■ DIRECTIVE ■
From the listing below, extract each entry exactly as written, minus the images.
==== INPUT RECORDS
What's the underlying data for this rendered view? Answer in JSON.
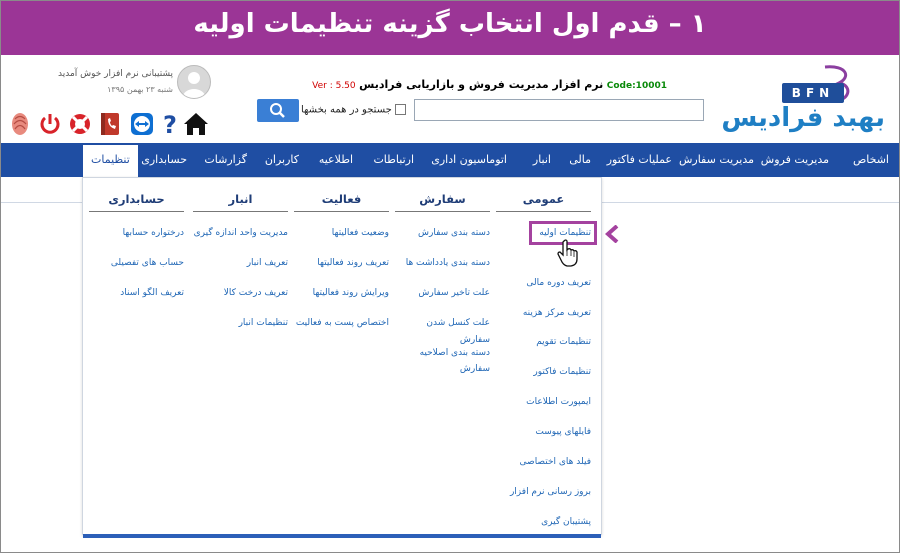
{
  "banner": {
    "title": "۱ – قدم اول انتخاب گزینه تنظیمات اولیه"
  },
  "logo": {
    "badge": "BFN",
    "brand": "بهبد فرادیس"
  },
  "app": {
    "code": "Code:10001",
    "name": "نرم افزار مدیریت فروش و بازاریابی فرادیس",
    "version": "Ver : 5.50"
  },
  "search": {
    "placeholder": "",
    "all_label": "جستجو در همه بخشها"
  },
  "user": {
    "greeting": "پشتیبانی نرم افزار خوش آمدید",
    "date": "شنبه ۲۳ بهمن ۱۳۹۵"
  },
  "toolbar": {
    "icons": [
      "home-icon",
      "help-icon",
      "teamviewer-icon",
      "phonebook-icon",
      "lifebuoy-icon",
      "power-icon",
      "fingerprint-icon"
    ]
  },
  "nav": {
    "items": [
      "اشخاص",
      "مدیریت فروش",
      "مدیریت سفارش",
      "عملیات فاکتور",
      "مالی",
      "انبار",
      "اتوماسیون اداری",
      "ارتباطات",
      "اطلاعیه",
      "کاربران",
      "گزارشات",
      "حسابداری",
      "تنظیمات"
    ],
    "active": "تنظیمات"
  },
  "menu": {
    "columns": [
      {
        "title": "عمومی",
        "items": [
          "تنظیمات اولیه",
          "تعریف دوره مالی",
          "تعریف مرکز هزینه",
          "تنظیمات تقویم",
          "تنظیمات فاکتور",
          "ایمپورت اطلاعات",
          "فایلهای پیوست",
          "فیلد های اختصاصی",
          "بروز رسانی نرم افزار",
          "پشتیبان گیری"
        ]
      },
      {
        "title": "سفارش",
        "items": [
          "دسته بندی سفارش",
          "دسته بندی یادداشت ها",
          "علت تاخیر سفارش",
          "علت کنسل شدن",
          "سفارش",
          "دسته بندی اصلاحیه",
          "سفارش"
        ]
      },
      {
        "title": "فعالیت",
        "items": [
          "وضعیت فعالیتها",
          "تعریف روند فعالیتها",
          "ویرایش روند فعالیتها",
          "اختصاص پست به فعالیت"
        ]
      },
      {
        "title": "انبار",
        "items": [
          "مدیریت واحد اندازه گیری",
          "تعریف انبار",
          "تعریف درخت کالا",
          "تنظیمات انبار"
        ]
      },
      {
        "title": "حسابداری",
        "items": [
          "درختواره حسابها",
          "حساب های تفصیلی",
          "تعریف الگو اسناد"
        ]
      }
    ]
  },
  "colors": {
    "banner": "#9b3596",
    "nav": "#1f4ea3",
    "link": "#1f66b5",
    "highlight": "#a4429f"
  }
}
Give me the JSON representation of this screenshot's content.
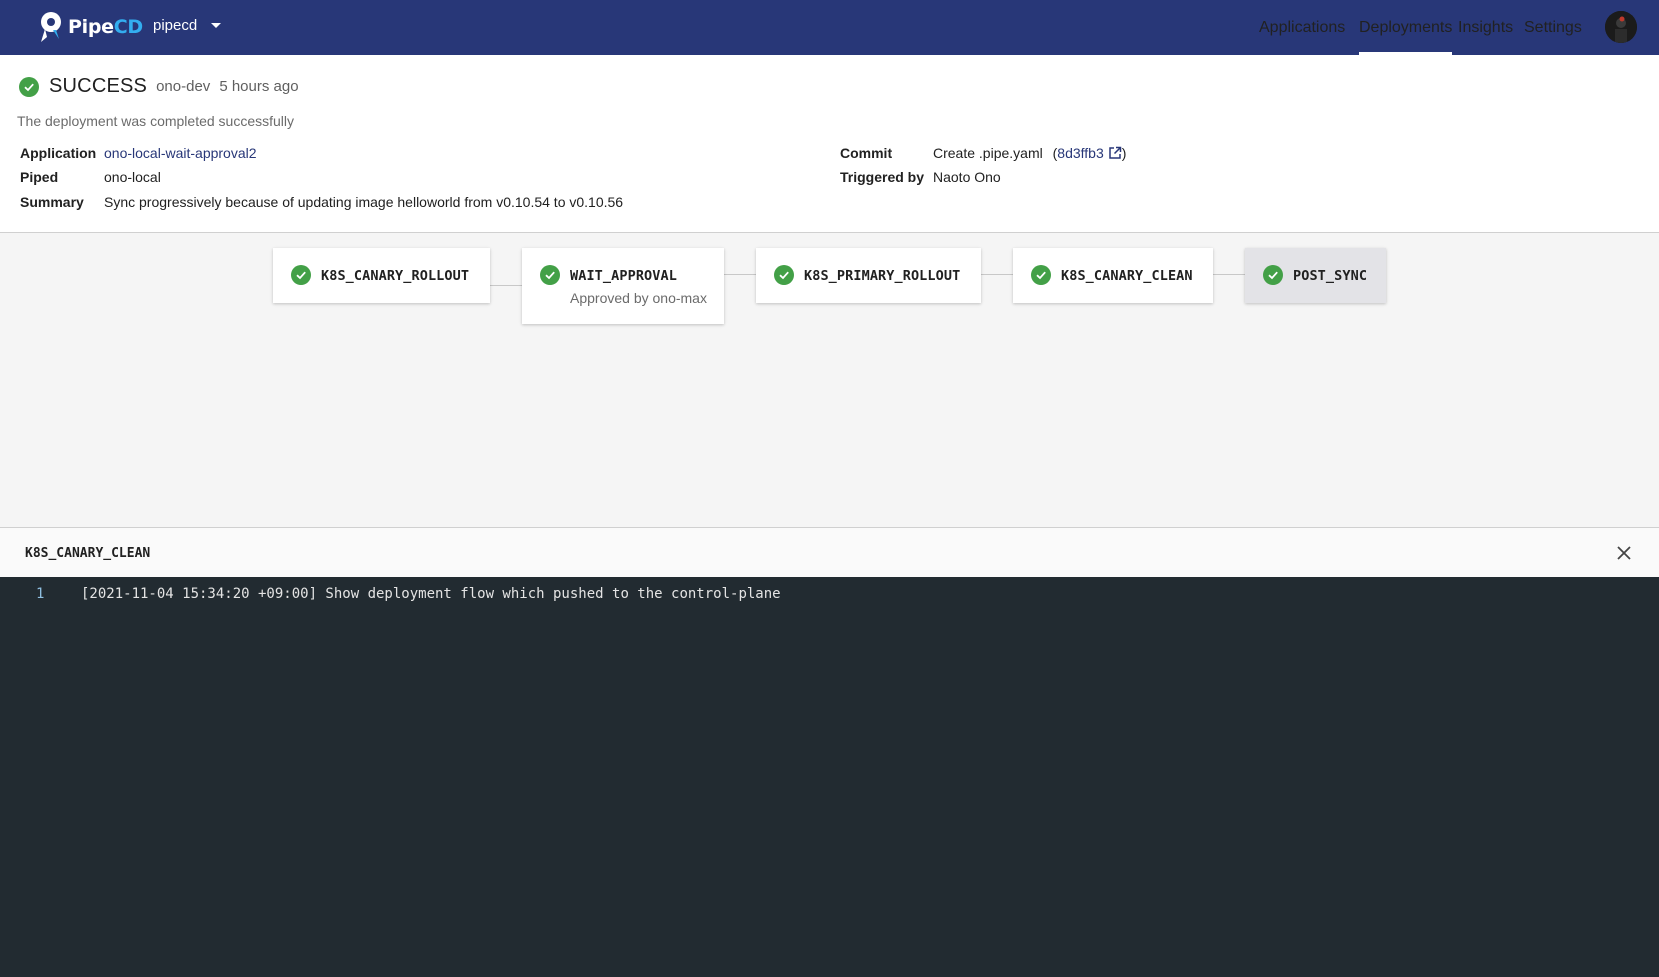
{
  "header": {
    "logo_main": "Pipe",
    "logo_accent": "CD",
    "project": "pipecd",
    "nav": [
      {
        "label": "Applications"
      },
      {
        "label": "Deployments"
      },
      {
        "label": "Insights"
      },
      {
        "label": "Settings"
      }
    ],
    "active_nav": "Deployments",
    "colors": {
      "appbar": "#283778",
      "accent": "#33aef0"
    }
  },
  "deployment": {
    "status": "SUCCESS",
    "env": "ono-dev",
    "time_ago": "5 hours ago",
    "description": "The deployment was completed successfully",
    "fields": {
      "application_label": "Application",
      "application_value": "ono-local-wait-approval2",
      "piped_label": "Piped",
      "piped_value": "ono-local",
      "summary_label": "Summary",
      "summary_value": "Sync progressively because of updating image helloworld from v0.10.54 to v0.10.56",
      "commit_label": "Commit",
      "commit_message": "Create .pipe.yaml",
      "commit_open": "(",
      "commit_hash": "8d3ffb3",
      "commit_close": ")",
      "triggered_label": "Triggered by",
      "triggered_value": "Naoto Ono"
    },
    "status_color": "#43a047"
  },
  "pipeline": {
    "stages": [
      {
        "name": "K8S_CANARY_ROLLOUT",
        "sub": ""
      },
      {
        "name": "WAIT_APPROVAL",
        "sub": "Approved by ono-max"
      },
      {
        "name": "K8S_PRIMARY_ROLLOUT",
        "sub": ""
      },
      {
        "name": "K8S_CANARY_CLEAN",
        "sub": ""
      },
      {
        "name": "POST_SYNC",
        "sub": ""
      }
    ],
    "selected_stage": "POST_SYNC"
  },
  "log": {
    "title": "K8S_CANARY_CLEAN",
    "lines": [
      {
        "no": "1",
        "text": "[2021-11-04 15:34:20 +09:00] Show deployment flow which pushed to the control-plane"
      }
    ],
    "bg_color": "#222b31"
  }
}
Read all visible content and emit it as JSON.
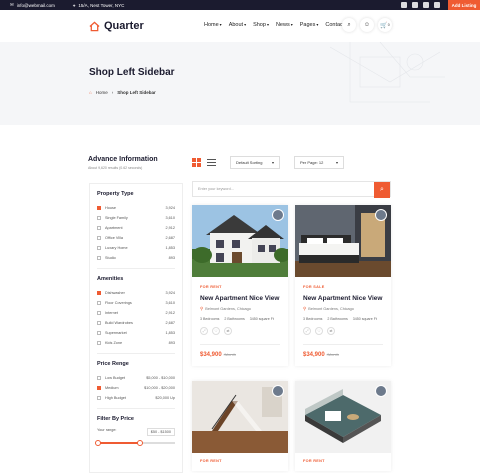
{
  "topbar": {
    "email": "info@webmail.com",
    "address": "15/A, Nest Tower, NYC",
    "add_listing": "Add Listing"
  },
  "logo": {
    "name": "Quarter"
  },
  "menu": [
    "Home",
    "About",
    "Shop",
    "News",
    "Pages",
    "Contact"
  ],
  "cart_count": "0",
  "hero": {
    "title": "Shop Left Sidebar",
    "breadcrumb_home": "Home",
    "breadcrumb_current": "Shop Left Sidebar"
  },
  "sidebar": {
    "title": "Advance Information",
    "subtitle": "About 9,620 results (0.62 seconds)",
    "property_type": {
      "title": "Property Type",
      "items": [
        {
          "label": "House",
          "count": "3,924",
          "checked": true
        },
        {
          "label": "Single Family",
          "count": "3,610",
          "checked": false
        },
        {
          "label": "Apartment",
          "count": "2,912",
          "checked": false
        },
        {
          "label": "Office Villa",
          "count": "2,687",
          "checked": false
        },
        {
          "label": "Luxary Home",
          "count": "1,853",
          "checked": false
        },
        {
          "label": "Studio",
          "count": "893",
          "checked": false
        }
      ]
    },
    "amenities": {
      "title": "Amenities",
      "items": [
        {
          "label": "Dishwasher",
          "count": "3,924",
          "checked": true
        },
        {
          "label": "Floor Coverings",
          "count": "3,610",
          "checked": false
        },
        {
          "label": "Internet",
          "count": "2,912",
          "checked": false
        },
        {
          "label": "Build Wardrobes",
          "count": "2,687",
          "checked": false
        },
        {
          "label": "Supermarket",
          "count": "1,853",
          "checked": false
        },
        {
          "label": "Kids Zone",
          "count": "893",
          "checked": false
        }
      ]
    },
    "price_range": {
      "title": "Price Renge",
      "items": [
        {
          "label": "Low Budget",
          "count": "$5,000 - $10,000",
          "checked": false
        },
        {
          "label": "Medium",
          "count": "$10,000 - $20,000",
          "checked": true
        },
        {
          "label": "High Budget",
          "count": "$20,000 Up",
          "checked": false
        }
      ]
    },
    "filter_price": {
      "title": "Filter By Price",
      "label": "Your range:",
      "range": "$50 - $1500",
      "fill_fraction": 0.55
    }
  },
  "toolbar": {
    "sort": "Default Sorting",
    "per_page": "Per Page: 12"
  },
  "search": {
    "placeholder": "Enter your keyword..."
  },
  "cards": [
    {
      "tag": "FOR RENT",
      "title": "New Apartment Nice View",
      "location": "Belmont Gardens, Chicago",
      "beds": "3 Bedrooms",
      "baths": "2 Bathrooms",
      "area": "3450 square Ft",
      "price": "$34,900",
      "old_price": "/Month"
    },
    {
      "tag": "FOR SALE",
      "title": "New Apartment Nice View",
      "location": "Belmont Gardens, Chicago",
      "beds": "3 Bedrooms",
      "baths": "2 Bathrooms",
      "area": "3450 square Ft",
      "price": "$34,900",
      "old_price": "/Month"
    },
    {
      "tag": "FOR RENT"
    },
    {
      "tag": "FOR RENT"
    }
  ],
  "colors": {
    "accent": "#ef5b32",
    "dark": "#1b1b2f"
  }
}
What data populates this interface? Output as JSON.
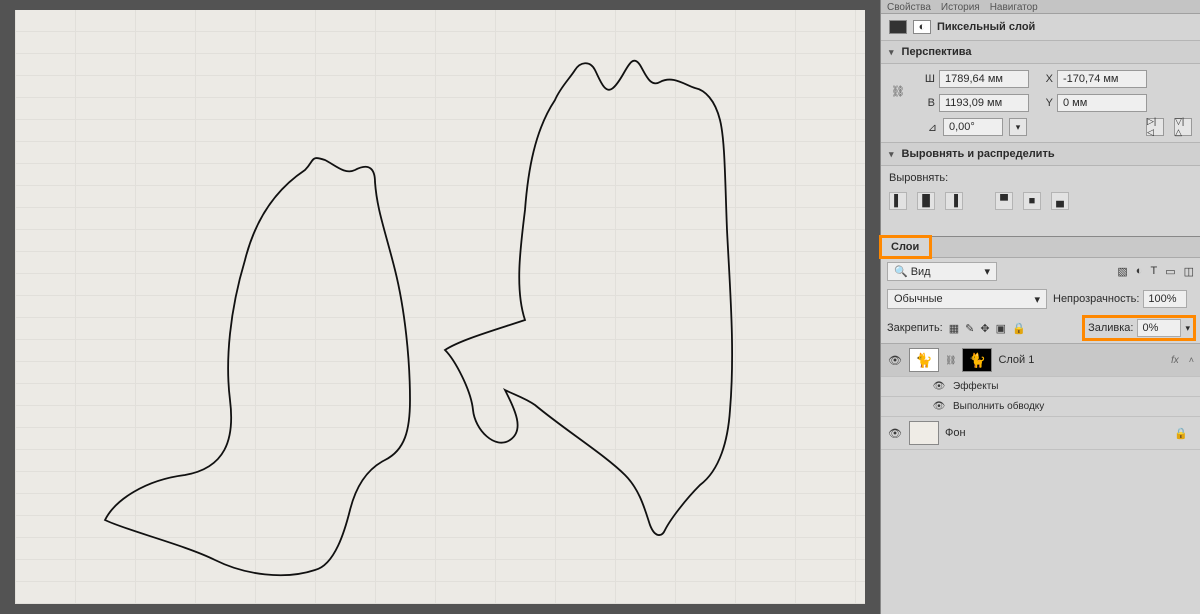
========
■ RESPONSE TO THE TASK ■
What's the underlying data for this rendered view? Answer in JSON.
{
  "banner": {
    "title": "۱ – قدم اول انتخاب گزینه تنظیمات اولیه"
  },
  "logo": {
    "badge": "BFN",
    "brand": "بهبد فرادیس"
  },
  "app": {
    "code": "Code:10001",
    "name": "نرم افزار مدیریت فروش و بازاریابی فرادیس",
    "version": "Ver : 5.50"
  },
  "search": {
    "placeholder": "",
    "all_label": "جستجو در همه بخشها"
  },
  "user": {
    "greeting": "پشتیبانی نرم افزار خوش آمدید",
    "date": "شنبه ۲۳ بهمن ۱۳۹۵"
  },
  "toolbar": {
    "icons": [
      "home-icon",
      "help-icon",
      "teamviewer-icon",
      "phonebook-icon",
      "lifebuoy-icon",
      "power-icon",
      "fingerprint-icon"
    ]
  },
  "nav": {
    "items": [
      "اشخاص",
      "مدیریت فروش",
      "مدیریت سفارش",
      "عملیات فاکتور",
      "مالی",
      "انبار",
      "اتوماسیون اداری",
      "ارتباطات",
      "اطلاعیه",
      "کاربران",
      "گزارشات",
      "حسابداری",
      "تنظیمات"
    ],
    "active": "تنظیمات"
  },
  "menu": {
    "columns": [
      {
        "title": "عمومی",
        "items": [
          "تنظیمات اولیه",
          "تعریف دوره مالی",
          "تعریف مرکز هزینه",
          "تنظیمات تقویم",
          "تنظیمات فاکتور",
          "ایمپورت اطلاعات",
          "فایلهای پیوست",
          "فیلد های اختصاصی",
          "بروز رسانی نرم افزار",
          "پشتیبان گیری"
        ]
      },
      {
        "title": "سفارش",
        "items": [
          "دسته بندی سفارش",
          "دسته بندی یادداشت ها",
          "علت تاخیر سفارش",
          "علت کنسل شدن",
          "سفارش",
          "دسته بندی اصلاحیه",
          "سفارش"
        ]
      },
      {
        "title": "فعالیت",
        "items": [
          "وضعیت فعالیتها",
          "تعریف روند فعالیتها",
          "ویرایش روند فعالیتها",
          "اختصاص پست به فعالیت"
        ]
      },
      {
        "title": "انبار",
        "items": [
          "مدیریت واحد اندازه گیری",
          "تعریف انبار",
          "تعریف درخت کالا",
          "تنظیمات انبار"
        ]
      },
      {
        "title": "حسابداری",
        "items": [
          "درختواره حسابها",
          "حساب های تفصیلی",
          "تعریف الگو اسناد"
        ]
      }
    ]
  },
  "colors": {
    "banner": "#9b3596",
    "nav": "#1f4ea3",
    "link": "#1f66b5",
    "highlight": "#a4429f"
  }
}
Give me the JSON representation of this screenshot's content.
{
  "header": {
    "logo_main": "Pipe",
    "logo_accent": "CD",
    "project": "pipecd",
    "nav": [
      {
        "label": "Applications"
      },
      {
        "label": "Deployments"
      },
      {
        "label": "Insights"
      },
      {
        "label": "Settings"
      }
    ],
    "active_nav": "Deployments",
    "colors": {
      "appbar": "#283778",
      "accent": "#33aef0"
    }
  },
  "deployment": {
    "status": "SUCCESS",
    "env": "ono-dev",
    "time_ago": "5 hours ago",
    "description": "The deployment was completed successfully",
    "fields": {
      "application_label": "Application",
      "application_value": "ono-local-wait-approval2",
      "piped_label": "Piped",
      "piped_value": "ono-local",
      "summary_label": "Summary",
      "summary_value": "Sync progressively because of updating image helloworld from v0.10.54 to v0.10.56",
      "commit_label": "Commit",
      "commit_message": "Create .pipe.yaml",
      "commit_open": "(",
      "commit_hash": "8d3ffb3",
      "commit_close": ")",
      "triggered_label": "Triggered by",
      "triggered_value": "Naoto Ono"
    },
    "status_color": "#43a047"
  },
  "pipeline": {
    "stages": [
      {
        "name": "K8S_CANARY_ROLLOUT",
        "sub": ""
      },
      {
        "name": "WAIT_APPROVAL",
        "sub": "Approved by ono-max"
      },
      {
        "name": "K8S_PRIMARY_ROLLOUT",
        "sub": ""
      },
      {
        "name": "K8S_CANARY_CLEAN",
        "sub": ""
      },
      {
        "name": "POST_SYNC",
        "sub": ""
      }
    ],
    "selected_stage": "POST_SYNC"
  },
  "log": {
    "title": "K8S_CANARY_CLEAN",
    "lines": [
      {
        "no": "1",
        "text": "[2021-11-04 15:34:20 +09:00] Show deployment flow which pushed to the control-plane"
      }
    ],
    "bg_color": "#222b31"
  }
}
Read all visible content and emit it as JSON.
{
  "topbar": {
    "email": "info@webmail.com",
    "address": "15/A, Nest Tower, NYC",
    "add_listing": "Add Listing"
  },
  "logo": {
    "name": "Quarter"
  },
  "menu": [
    "Home",
    "About",
    "Shop",
    "News",
    "Pages",
    "Contact"
  ],
  "cart_count": "0",
  "hero": {
    "title": "Shop Left Sidebar",
    "breadcrumb_home": "Home",
    "breadcrumb_current": "Shop Left Sidebar"
  },
  "sidebar": {
    "title": "Advance Information",
    "subtitle": "About 9,620 results (0.62 seconds)",
    "property_type": {
      "title": "Property Type",
      "items": [
        {
          "label": "House",
          "count": "3,924",
          "checked": true
        },
        {
          "label": "Single Family",
          "count": "3,610",
          "checked": false
        },
        {
          "label": "Apartment",
          "count": "2,912",
          "checked": false
        },
        {
          "label": "Office Villa",
          "count": "2,687",
          "checked": false
        },
        {
          "label": "Luxary Home",
          "count": "1,853",
          "checked": false
        },
        {
          "label": "Studio",
          "count": "893",
          "checked": false
        }
      ]
    },
    "amenities": {
      "title": "Amenities",
      "items": [
        {
          "label": "Dishwasher",
          "count": "3,924",
          "checked": true
        },
        {
          "label": "Floor Coverings",
          "count": "3,610",
          "checked": false
        },
        {
          "label": "Internet",
          "count": "2,912",
          "checked": false
        },
        {
          "label": "Build Wardrobes",
          "count": "2,687",
          "checked": false
        },
        {
          "label": "Supermarket",
          "count": "1,853",
          "checked": false
        },
        {
          "label": "Kids Zone",
          "count": "893",
          "checked": false
        }
      ]
    },
    "price_range": {
      "title": "Price Renge",
      "items": [
        {
          "label": "Low Budget",
          "count": "$5,000 - $10,000",
          "checked": false
        },
        {
          "label": "Medium",
          "count": "$10,000 - $20,000",
          "checked": true
        },
        {
          "label": "High Budget",
          "count": "$20,000 Up",
          "checked": false
        }
      ]
    },
    "filter_price": {
      "title": "Filter By Price",
      "label": "Your range:",
      "range": "$50 - $1500",
      "fill_fraction": 0.55
    }
  },
  "toolbar": {
    "sort": "Default Sorting",
    "per_page": "Per Page: 12"
  },
  "search": {
    "placeholder": "Enter your keyword..."
  },
  "cards": [
    {
      "tag": "FOR RENT",
      "title": "New Apartment Nice View",
      "location": "Belmont Gardens, Chicago",
      "beds": "3 Bedrooms",
      "baths": "2 Bathrooms",
      "area": "3450 square Ft",
      "price": "$34,900",
      "old_price": "/Month"
    },
    {
      "tag": "FOR SALE",
      "title": "New Apartment Nice View",
      "location": "Belmont Gardens, Chicago",
      "beds": "3 Bedrooms",
      "baths": "2 Bathrooms",
      "area": "3450 square Ft",
      "price": "$34,900",
      "old_price": "/Month"
    },
    {
      "tag": "FOR RENT"
    },
    {
      "tag": "FOR RENT"
    }
  ],
  "colors": {
    "accent": "#ef5b32",
    "dark": "#1b1b2f"
  }
}
What data populates this interface? Output as JSON.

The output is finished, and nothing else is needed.